Work required - Write every record out again exactly as given.

[BEGIN The records]

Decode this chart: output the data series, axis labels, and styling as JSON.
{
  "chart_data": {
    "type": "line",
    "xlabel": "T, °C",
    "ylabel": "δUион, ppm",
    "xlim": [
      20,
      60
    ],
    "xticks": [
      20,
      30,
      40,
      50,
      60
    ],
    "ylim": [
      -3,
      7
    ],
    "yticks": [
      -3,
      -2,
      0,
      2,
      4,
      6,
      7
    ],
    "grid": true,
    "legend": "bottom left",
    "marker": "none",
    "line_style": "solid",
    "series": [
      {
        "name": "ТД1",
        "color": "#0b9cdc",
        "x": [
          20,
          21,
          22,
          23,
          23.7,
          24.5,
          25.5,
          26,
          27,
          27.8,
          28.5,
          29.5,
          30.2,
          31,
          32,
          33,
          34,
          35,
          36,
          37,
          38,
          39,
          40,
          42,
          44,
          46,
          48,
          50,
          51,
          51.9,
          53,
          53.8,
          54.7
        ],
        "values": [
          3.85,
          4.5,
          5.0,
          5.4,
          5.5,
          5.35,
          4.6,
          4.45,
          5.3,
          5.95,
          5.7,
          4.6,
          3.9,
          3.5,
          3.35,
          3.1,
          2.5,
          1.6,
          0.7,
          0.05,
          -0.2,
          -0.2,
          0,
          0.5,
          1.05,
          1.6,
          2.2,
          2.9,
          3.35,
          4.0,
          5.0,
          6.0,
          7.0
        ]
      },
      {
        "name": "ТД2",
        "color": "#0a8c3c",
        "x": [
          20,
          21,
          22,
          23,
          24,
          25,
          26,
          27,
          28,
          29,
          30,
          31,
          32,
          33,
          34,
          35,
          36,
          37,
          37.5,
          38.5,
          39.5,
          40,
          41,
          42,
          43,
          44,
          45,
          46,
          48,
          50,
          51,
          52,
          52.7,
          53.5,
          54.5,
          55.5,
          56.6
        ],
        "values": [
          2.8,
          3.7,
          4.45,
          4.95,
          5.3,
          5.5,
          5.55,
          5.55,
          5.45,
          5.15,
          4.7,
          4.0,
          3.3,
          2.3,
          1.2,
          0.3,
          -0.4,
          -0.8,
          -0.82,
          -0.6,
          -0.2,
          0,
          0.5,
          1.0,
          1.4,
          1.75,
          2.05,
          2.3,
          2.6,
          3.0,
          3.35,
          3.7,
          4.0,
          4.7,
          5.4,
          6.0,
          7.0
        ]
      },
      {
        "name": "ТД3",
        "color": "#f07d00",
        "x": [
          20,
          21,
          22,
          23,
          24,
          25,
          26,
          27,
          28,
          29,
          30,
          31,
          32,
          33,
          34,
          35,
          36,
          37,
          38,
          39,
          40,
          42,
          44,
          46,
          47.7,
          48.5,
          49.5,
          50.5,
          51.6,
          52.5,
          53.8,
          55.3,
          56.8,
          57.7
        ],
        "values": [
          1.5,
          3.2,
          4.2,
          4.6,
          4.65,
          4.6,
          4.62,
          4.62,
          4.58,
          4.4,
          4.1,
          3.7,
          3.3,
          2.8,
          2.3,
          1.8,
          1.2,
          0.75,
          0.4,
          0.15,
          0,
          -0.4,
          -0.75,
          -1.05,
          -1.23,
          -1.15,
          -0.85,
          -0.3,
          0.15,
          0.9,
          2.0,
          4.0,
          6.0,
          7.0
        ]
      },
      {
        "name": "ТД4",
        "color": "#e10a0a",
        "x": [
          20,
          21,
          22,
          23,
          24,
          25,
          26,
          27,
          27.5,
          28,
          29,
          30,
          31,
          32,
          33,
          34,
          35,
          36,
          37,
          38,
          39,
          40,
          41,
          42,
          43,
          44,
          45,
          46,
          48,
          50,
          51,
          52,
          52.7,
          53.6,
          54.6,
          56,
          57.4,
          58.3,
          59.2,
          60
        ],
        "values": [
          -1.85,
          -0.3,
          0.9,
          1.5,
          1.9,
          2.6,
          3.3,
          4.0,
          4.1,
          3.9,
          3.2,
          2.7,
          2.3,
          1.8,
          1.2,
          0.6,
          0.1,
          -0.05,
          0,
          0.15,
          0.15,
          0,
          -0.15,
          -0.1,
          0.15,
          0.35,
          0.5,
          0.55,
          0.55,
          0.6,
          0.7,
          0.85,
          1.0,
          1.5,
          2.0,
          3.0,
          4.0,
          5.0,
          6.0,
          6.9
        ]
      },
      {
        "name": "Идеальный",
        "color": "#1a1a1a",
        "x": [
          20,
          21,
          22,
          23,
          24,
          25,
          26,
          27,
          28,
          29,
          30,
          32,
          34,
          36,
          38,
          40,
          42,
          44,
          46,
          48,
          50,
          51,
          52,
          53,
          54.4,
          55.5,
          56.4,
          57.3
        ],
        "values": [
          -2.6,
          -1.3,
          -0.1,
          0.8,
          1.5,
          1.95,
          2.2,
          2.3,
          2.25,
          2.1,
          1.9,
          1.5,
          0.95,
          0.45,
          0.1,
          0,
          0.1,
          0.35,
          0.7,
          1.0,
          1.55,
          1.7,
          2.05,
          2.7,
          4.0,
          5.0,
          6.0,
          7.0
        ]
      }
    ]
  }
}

[END The records]

Task result -
Decode this chart: output the data series, axis labels, and styling as JSON.
{
  "chart_data": {
    "type": "line",
    "xlabel": "T, °C",
    "ylabel": "δUион, ppm",
    "xlim": [
      20,
      60
    ],
    "xticks": [
      20,
      30,
      40,
      50,
      60
    ],
    "ylim": [
      -3,
      7
    ],
    "yticks": [
      -3,
      -2,
      0,
      2,
      4,
      6,
      7
    ],
    "grid": true,
    "legend": "bottom left",
    "marker": "none",
    "line_style": "solid",
    "series": [
      {
        "name": "ТД1",
        "color": "#0b9cdc",
        "x": [
          20,
          21,
          22,
          23,
          23.7,
          24.5,
          25.5,
          26,
          27,
          27.8,
          28.5,
          29.5,
          30.2,
          31,
          32,
          33,
          34,
          35,
          36,
          37,
          38,
          39,
          40,
          42,
          44,
          46,
          48,
          50,
          51,
          51.9,
          53,
          53.8,
          54.7
        ],
        "values": [
          3.85,
          4.5,
          5.0,
          5.4,
          5.5,
          5.35,
          4.6,
          4.45,
          5.3,
          5.95,
          5.7,
          4.6,
          3.9,
          3.5,
          3.35,
          3.1,
          2.5,
          1.6,
          0.7,
          0.05,
          -0.2,
          -0.2,
          0,
          0.5,
          1.05,
          1.6,
          2.2,
          2.9,
          3.35,
          4.0,
          5.0,
          6.0,
          7.0
        ]
      },
      {
        "name": "ТД2",
        "color": "#0a8c3c",
        "x": [
          20,
          21,
          22,
          23,
          24,
          25,
          26,
          27,
          28,
          29,
          30,
          31,
          32,
          33,
          34,
          35,
          36,
          37,
          37.5,
          38.5,
          39.5,
          40,
          41,
          42,
          43,
          44,
          45,
          46,
          48,
          50,
          51,
          52,
          52.7,
          53.5,
          54.5,
          55.5,
          56.6
        ],
        "values": [
          2.8,
          3.7,
          4.45,
          4.95,
          5.3,
          5.5,
          5.55,
          5.55,
          5.45,
          5.15,
          4.7,
          4.0,
          3.3,
          2.3,
          1.2,
          0.3,
          -0.4,
          -0.8,
          -0.82,
          -0.6,
          -0.2,
          0,
          0.5,
          1.0,
          1.4,
          1.75,
          2.05,
          2.3,
          2.6,
          3.0,
          3.35,
          3.7,
          4.0,
          4.7,
          5.4,
          6.0,
          7.0
        ]
      },
      {
        "name": "ТД3",
        "color": "#f07d00",
        "x": [
          20,
          21,
          22,
          23,
          24,
          25,
          26,
          27,
          28,
          29,
          30,
          31,
          32,
          33,
          34,
          35,
          36,
          37,
          38,
          39,
          40,
          42,
          44,
          46,
          47.7,
          48.5,
          49.5,
          50.5,
          51.6,
          52.5,
          53.8,
          55.3,
          56.8,
          57.7
        ],
        "values": [
          1.5,
          3.2,
          4.2,
          4.6,
          4.65,
          4.6,
          4.62,
          4.62,
          4.58,
          4.4,
          4.1,
          3.7,
          3.3,
          2.8,
          2.3,
          1.8,
          1.2,
          0.75,
          0.4,
          0.15,
          0,
          -0.4,
          -0.75,
          -1.05,
          -1.23,
          -1.15,
          -0.85,
          -0.3,
          0.15,
          0.9,
          2.0,
          4.0,
          6.0,
          7.0
        ]
      },
      {
        "name": "ТД4",
        "color": "#e10a0a",
        "x": [
          20,
          21,
          22,
          23,
          24,
          25,
          26,
          27,
          27.5,
          28,
          29,
          30,
          31,
          32,
          33,
          34,
          35,
          36,
          37,
          38,
          39,
          40,
          41,
          42,
          43,
          44,
          45,
          46,
          48,
          50,
          51,
          52,
          52.7,
          53.6,
          54.6,
          56,
          57.4,
          58.3,
          59.2,
          60
        ],
        "values": [
          -1.85,
          -0.3,
          0.9,
          1.5,
          1.9,
          2.6,
          3.3,
          4.0,
          4.1,
          3.9,
          3.2,
          2.7,
          2.3,
          1.8,
          1.2,
          0.6,
          0.1,
          -0.05,
          0,
          0.15,
          0.15,
          0,
          -0.15,
          -0.1,
          0.15,
          0.35,
          0.5,
          0.55,
          0.55,
          0.6,
          0.7,
          0.85,
          1.0,
          1.5,
          2.0,
          3.0,
          4.0,
          5.0,
          6.0,
          6.9
        ]
      },
      {
        "name": "Идеальный",
        "color": "#1a1a1a",
        "x": [
          20,
          21,
          22,
          23,
          24,
          25,
          26,
          27,
          28,
          29,
          30,
          32,
          34,
          36,
          38,
          40,
          42,
          44,
          46,
          48,
          50,
          51,
          52,
          53,
          54.4,
          55.5,
          56.4,
          57.3
        ],
        "values": [
          -2.6,
          -1.3,
          -0.1,
          0.8,
          1.5,
          1.95,
          2.2,
          2.3,
          2.25,
          2.1,
          1.9,
          1.5,
          0.95,
          0.45,
          0.1,
          0,
          0.1,
          0.35,
          0.7,
          1.0,
          1.55,
          1.7,
          2.05,
          2.7,
          4.0,
          5.0,
          6.0,
          7.0
        ]
      }
    ]
  }
}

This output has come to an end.